__STATED EXERCISE__: The material below should be written out in full and exactly; pictures stay out of the copy.

__DATA SHOWN__:
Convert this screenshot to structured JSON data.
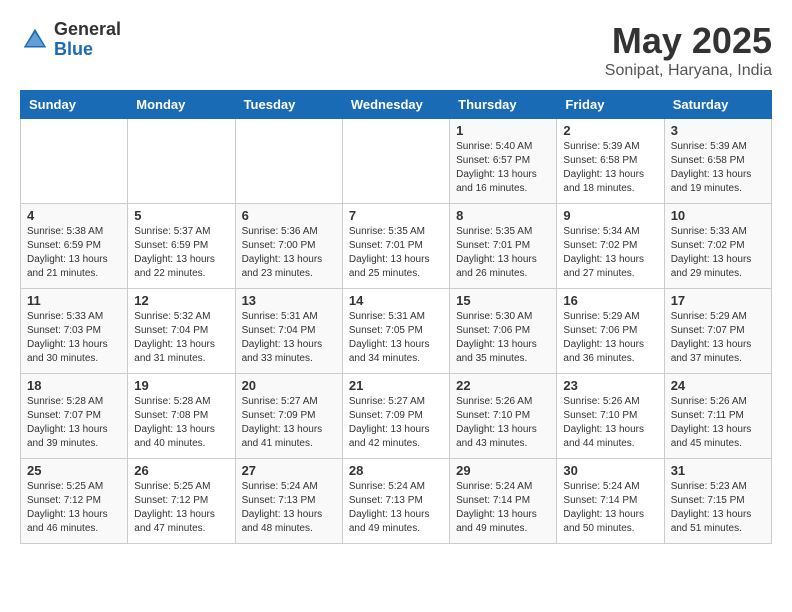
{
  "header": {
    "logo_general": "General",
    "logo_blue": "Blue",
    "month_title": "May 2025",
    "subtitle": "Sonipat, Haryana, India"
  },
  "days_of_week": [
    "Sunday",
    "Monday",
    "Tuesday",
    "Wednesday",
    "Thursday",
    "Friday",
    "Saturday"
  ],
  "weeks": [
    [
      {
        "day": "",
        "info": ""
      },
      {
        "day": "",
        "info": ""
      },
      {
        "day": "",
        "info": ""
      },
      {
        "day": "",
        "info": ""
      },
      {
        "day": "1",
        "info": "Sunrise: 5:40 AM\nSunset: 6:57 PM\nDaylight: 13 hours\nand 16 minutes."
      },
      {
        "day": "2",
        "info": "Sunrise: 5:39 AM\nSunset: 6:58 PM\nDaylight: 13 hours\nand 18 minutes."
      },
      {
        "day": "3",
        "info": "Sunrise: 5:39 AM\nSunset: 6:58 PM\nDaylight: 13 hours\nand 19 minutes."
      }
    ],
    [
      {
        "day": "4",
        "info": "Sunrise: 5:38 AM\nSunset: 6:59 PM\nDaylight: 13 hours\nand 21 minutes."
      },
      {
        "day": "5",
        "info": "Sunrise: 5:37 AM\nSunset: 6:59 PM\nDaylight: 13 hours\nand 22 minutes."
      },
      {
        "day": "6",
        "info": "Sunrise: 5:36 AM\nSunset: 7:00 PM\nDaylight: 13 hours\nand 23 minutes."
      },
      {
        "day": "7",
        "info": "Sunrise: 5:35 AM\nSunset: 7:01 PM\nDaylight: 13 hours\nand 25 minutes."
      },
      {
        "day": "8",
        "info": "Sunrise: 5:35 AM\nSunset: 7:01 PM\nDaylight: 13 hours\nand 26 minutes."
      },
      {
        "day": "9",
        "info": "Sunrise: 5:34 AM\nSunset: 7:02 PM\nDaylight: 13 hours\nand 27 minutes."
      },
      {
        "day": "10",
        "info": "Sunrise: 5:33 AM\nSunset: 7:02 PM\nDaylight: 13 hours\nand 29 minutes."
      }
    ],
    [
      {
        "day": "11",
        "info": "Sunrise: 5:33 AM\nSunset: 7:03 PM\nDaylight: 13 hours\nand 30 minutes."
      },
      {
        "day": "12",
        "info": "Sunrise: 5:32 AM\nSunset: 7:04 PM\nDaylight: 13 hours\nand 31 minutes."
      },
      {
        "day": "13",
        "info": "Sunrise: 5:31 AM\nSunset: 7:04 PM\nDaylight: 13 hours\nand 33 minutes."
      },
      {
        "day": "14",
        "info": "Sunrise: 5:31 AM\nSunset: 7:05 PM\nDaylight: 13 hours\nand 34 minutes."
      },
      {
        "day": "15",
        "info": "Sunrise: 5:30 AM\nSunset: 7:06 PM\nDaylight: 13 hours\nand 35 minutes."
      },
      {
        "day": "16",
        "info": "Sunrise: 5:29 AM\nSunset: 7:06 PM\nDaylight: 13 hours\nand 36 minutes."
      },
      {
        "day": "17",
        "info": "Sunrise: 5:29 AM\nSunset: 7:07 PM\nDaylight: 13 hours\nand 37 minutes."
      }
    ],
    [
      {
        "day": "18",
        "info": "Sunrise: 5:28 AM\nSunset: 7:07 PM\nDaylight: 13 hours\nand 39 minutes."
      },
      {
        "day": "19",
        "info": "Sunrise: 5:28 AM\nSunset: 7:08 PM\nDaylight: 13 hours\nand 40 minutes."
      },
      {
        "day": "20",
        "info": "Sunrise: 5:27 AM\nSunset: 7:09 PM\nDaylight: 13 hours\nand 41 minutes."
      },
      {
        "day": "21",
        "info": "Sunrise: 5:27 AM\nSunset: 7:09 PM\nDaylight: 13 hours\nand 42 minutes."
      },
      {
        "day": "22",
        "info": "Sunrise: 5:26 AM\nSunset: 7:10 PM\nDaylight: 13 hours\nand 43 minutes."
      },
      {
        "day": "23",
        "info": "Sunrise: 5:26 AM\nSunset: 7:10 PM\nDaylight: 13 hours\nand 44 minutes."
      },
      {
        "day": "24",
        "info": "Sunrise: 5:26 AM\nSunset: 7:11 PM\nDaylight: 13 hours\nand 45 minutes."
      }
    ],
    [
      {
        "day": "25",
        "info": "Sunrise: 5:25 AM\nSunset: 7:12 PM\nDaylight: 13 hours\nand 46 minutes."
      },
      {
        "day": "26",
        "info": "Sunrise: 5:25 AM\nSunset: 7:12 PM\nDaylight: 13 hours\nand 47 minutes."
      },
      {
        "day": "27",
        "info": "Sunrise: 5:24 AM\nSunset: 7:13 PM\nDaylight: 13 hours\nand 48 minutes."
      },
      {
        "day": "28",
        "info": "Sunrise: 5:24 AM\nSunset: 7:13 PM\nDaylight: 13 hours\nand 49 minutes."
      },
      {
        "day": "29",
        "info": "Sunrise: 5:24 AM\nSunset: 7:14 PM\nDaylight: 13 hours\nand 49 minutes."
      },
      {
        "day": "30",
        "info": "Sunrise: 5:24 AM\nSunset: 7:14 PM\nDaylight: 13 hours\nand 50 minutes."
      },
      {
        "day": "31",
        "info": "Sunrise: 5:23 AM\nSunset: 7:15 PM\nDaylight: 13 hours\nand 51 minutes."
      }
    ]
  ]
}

__TASK RESULT__:
Convert this screenshot to structured JSON data.
{
  "header": {
    "logo_general": "General",
    "logo_blue": "Blue",
    "month_title": "May 2025",
    "subtitle": "Sonipat, Haryana, India"
  },
  "days_of_week": [
    "Sunday",
    "Monday",
    "Tuesday",
    "Wednesday",
    "Thursday",
    "Friday",
    "Saturday"
  ],
  "weeks": [
    [
      {
        "day": "",
        "info": ""
      },
      {
        "day": "",
        "info": ""
      },
      {
        "day": "",
        "info": ""
      },
      {
        "day": "",
        "info": ""
      },
      {
        "day": "1",
        "info": "Sunrise: 5:40 AM\nSunset: 6:57 PM\nDaylight: 13 hours\nand 16 minutes."
      },
      {
        "day": "2",
        "info": "Sunrise: 5:39 AM\nSunset: 6:58 PM\nDaylight: 13 hours\nand 18 minutes."
      },
      {
        "day": "3",
        "info": "Sunrise: 5:39 AM\nSunset: 6:58 PM\nDaylight: 13 hours\nand 19 minutes."
      }
    ],
    [
      {
        "day": "4",
        "info": "Sunrise: 5:38 AM\nSunset: 6:59 PM\nDaylight: 13 hours\nand 21 minutes."
      },
      {
        "day": "5",
        "info": "Sunrise: 5:37 AM\nSunset: 6:59 PM\nDaylight: 13 hours\nand 22 minutes."
      },
      {
        "day": "6",
        "info": "Sunrise: 5:36 AM\nSunset: 7:00 PM\nDaylight: 13 hours\nand 23 minutes."
      },
      {
        "day": "7",
        "info": "Sunrise: 5:35 AM\nSunset: 7:01 PM\nDaylight: 13 hours\nand 25 minutes."
      },
      {
        "day": "8",
        "info": "Sunrise: 5:35 AM\nSunset: 7:01 PM\nDaylight: 13 hours\nand 26 minutes."
      },
      {
        "day": "9",
        "info": "Sunrise: 5:34 AM\nSunset: 7:02 PM\nDaylight: 13 hours\nand 27 minutes."
      },
      {
        "day": "10",
        "info": "Sunrise: 5:33 AM\nSunset: 7:02 PM\nDaylight: 13 hours\nand 29 minutes."
      }
    ],
    [
      {
        "day": "11",
        "info": "Sunrise: 5:33 AM\nSunset: 7:03 PM\nDaylight: 13 hours\nand 30 minutes."
      },
      {
        "day": "12",
        "info": "Sunrise: 5:32 AM\nSunset: 7:04 PM\nDaylight: 13 hours\nand 31 minutes."
      },
      {
        "day": "13",
        "info": "Sunrise: 5:31 AM\nSunset: 7:04 PM\nDaylight: 13 hours\nand 33 minutes."
      },
      {
        "day": "14",
        "info": "Sunrise: 5:31 AM\nSunset: 7:05 PM\nDaylight: 13 hours\nand 34 minutes."
      },
      {
        "day": "15",
        "info": "Sunrise: 5:30 AM\nSunset: 7:06 PM\nDaylight: 13 hours\nand 35 minutes."
      },
      {
        "day": "16",
        "info": "Sunrise: 5:29 AM\nSunset: 7:06 PM\nDaylight: 13 hours\nand 36 minutes."
      },
      {
        "day": "17",
        "info": "Sunrise: 5:29 AM\nSunset: 7:07 PM\nDaylight: 13 hours\nand 37 minutes."
      }
    ],
    [
      {
        "day": "18",
        "info": "Sunrise: 5:28 AM\nSunset: 7:07 PM\nDaylight: 13 hours\nand 39 minutes."
      },
      {
        "day": "19",
        "info": "Sunrise: 5:28 AM\nSunset: 7:08 PM\nDaylight: 13 hours\nand 40 minutes."
      },
      {
        "day": "20",
        "info": "Sunrise: 5:27 AM\nSunset: 7:09 PM\nDaylight: 13 hours\nand 41 minutes."
      },
      {
        "day": "21",
        "info": "Sunrise: 5:27 AM\nSunset: 7:09 PM\nDaylight: 13 hours\nand 42 minutes."
      },
      {
        "day": "22",
        "info": "Sunrise: 5:26 AM\nSunset: 7:10 PM\nDaylight: 13 hours\nand 43 minutes."
      },
      {
        "day": "23",
        "info": "Sunrise: 5:26 AM\nSunset: 7:10 PM\nDaylight: 13 hours\nand 44 minutes."
      },
      {
        "day": "24",
        "info": "Sunrise: 5:26 AM\nSunset: 7:11 PM\nDaylight: 13 hours\nand 45 minutes."
      }
    ],
    [
      {
        "day": "25",
        "info": "Sunrise: 5:25 AM\nSunset: 7:12 PM\nDaylight: 13 hours\nand 46 minutes."
      },
      {
        "day": "26",
        "info": "Sunrise: 5:25 AM\nSunset: 7:12 PM\nDaylight: 13 hours\nand 47 minutes."
      },
      {
        "day": "27",
        "info": "Sunrise: 5:24 AM\nSunset: 7:13 PM\nDaylight: 13 hours\nand 48 minutes."
      },
      {
        "day": "28",
        "info": "Sunrise: 5:24 AM\nSunset: 7:13 PM\nDaylight: 13 hours\nand 49 minutes."
      },
      {
        "day": "29",
        "info": "Sunrise: 5:24 AM\nSunset: 7:14 PM\nDaylight: 13 hours\nand 49 minutes."
      },
      {
        "day": "30",
        "info": "Sunrise: 5:24 AM\nSunset: 7:14 PM\nDaylight: 13 hours\nand 50 minutes."
      },
      {
        "day": "31",
        "info": "Sunrise: 5:23 AM\nSunset: 7:15 PM\nDaylight: 13 hours\nand 51 minutes."
      }
    ]
  ]
}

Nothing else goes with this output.